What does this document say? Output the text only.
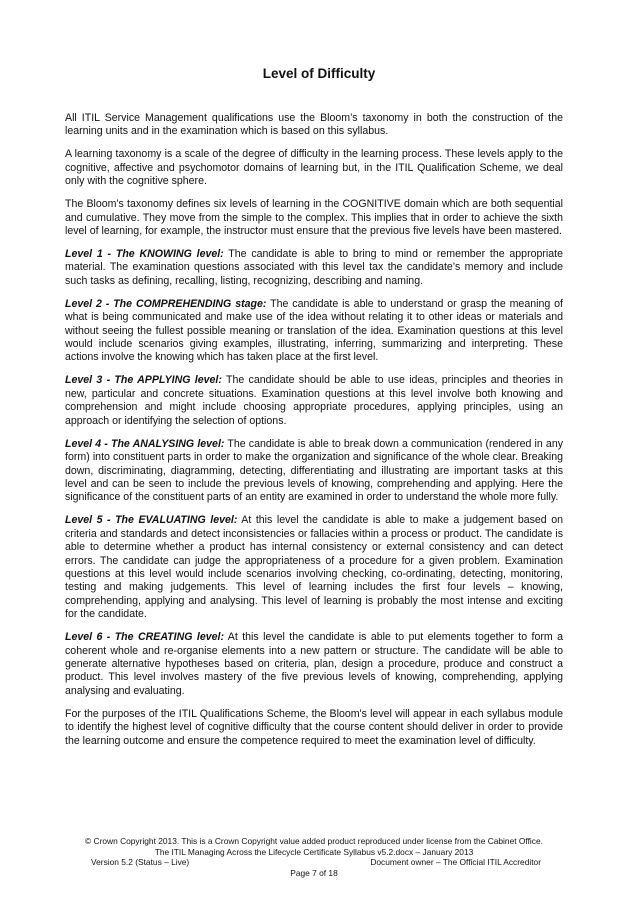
Level of Difficulty

All ITIL Service Management qualifications use the Bloom’s taxonomy in both the construction of the learning units and in the examination which is based on this syllabus.

A learning taxonomy is a scale of the degree of difficulty in the learning process. These levels apply to the cognitive, affective and psychomotor domains of learning but, in the ITIL Qualification Scheme, we deal only with the cognitive sphere.

The Bloom's taxonomy defines six levels of learning in the COGNITIVE domain which are both sequential and cumulative. They move from the simple to the complex. This implies that in order to achieve the sixth level of learning, for example, the instructor must ensure that the previous five levels have been mastered.

Level 1 - The KNOWING level: The candidate is able to bring to mind or remember the appropriate material. The examination questions associated with this level tax the candidate’s memory and include such tasks as defining, recalling, listing, recognizing, describing and naming.

Level 2 - The COMPREHENDING stage: The candidate is able to understand or grasp the meaning of what is being communicated and make use of the idea without relating it to other ideas or materials and without seeing the fullest possible meaning or translation of the idea. Examination questions at this level would include scenarios giving examples, illustrating, inferring, summarizing and interpreting. These actions involve the knowing which has taken place at the first level.

Level 3 - The APPLYING level: The candidate should be able to use ideas, principles and theories in new, particular and concrete situations. Examination questions at this level involve both knowing and comprehension and might include choosing appropriate procedures, applying principles, using an approach or identifying the selection of options.

Level 4 - The ANALYSING level: The candidate is able to break down a communication (rendered in any form) into constituent parts in order to make the organization and significance of the whole clear. Breaking down, discriminating, diagramming, detecting, differentiating and illustrating are important tasks at this level and can be seen to include the previous levels of knowing, comprehending and applying. Here the significance of the constituent parts of an entity are examined in order to understand the whole more fully.

Level 5 - The EVALUATING level: At this level the candidate is able to make a judgement based on criteria and standards and detect inconsistencies or fallacies within a process or product. The candidate is able to determine whether a product has internal consistency or external consistency and can detect errors. The candidate can judge the appropriateness of a procedure for a given problem. Examination questions at this level would include scenarios involving checking, co-ordinating, detecting, monitoring, testing and making judgements. This level of learning includes the first four levels – knowing, comprehending, applying and analysing. This level of learning is probably the most intense and exciting for the candidate.

Level 6 - The CREATING level: At this level the candidate is able to put elements together to form a coherent whole and re-organise elements into a new pattern or structure. The candidate will be able to generate alternative hypotheses based on criteria, plan, design a procedure, produce and construct a product. This level involves mastery of the five previous levels of knowing, comprehending, applying analysing and evaluating.

For the purposes of the ITIL Qualifications Scheme, the Bloom's level will appear in each syllabus module to identify the highest level of cognitive difficulty that the course content should deliver in order to provide the learning outcome and ensure the competence required to meet the examination level of difficulty.

© Crown Copyright 2013. This is a Crown Copyright value added product reproduced under license from the Cabinet Office.
The ITIL Managing Across the Lifecycle Certificate Syllabus v5.2.docx – January 2013
Version 5.2 (Status – Live)	Document owner – The Official ITIL Accreditor
Page 7 of 18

WHAT YOU WILL DO> Return all lines of the material above in which the word "taxonomy" occurs.

TASK RESULT>
All ITIL Service Management qualifications use the Bloom’s taxonomy in both the construction of the learning units and in the examination which is based on this syllabus.
A learning taxonomy is a scale of the degree of difficulty in the learning process. These levels apply to the cognitive, affective and psychomotor domains of learning but, in the ITIL Qualification Scheme, we deal only with the cognitive sphere.
The Bloom's taxonomy defines six levels of learning in the COGNITIVE domain which are both sequential and cumulative. They move from the simple to the complex. This implies that in order to achieve the sixth level of learning, for example, the instructor must ensure that the previous five levels have been mastered.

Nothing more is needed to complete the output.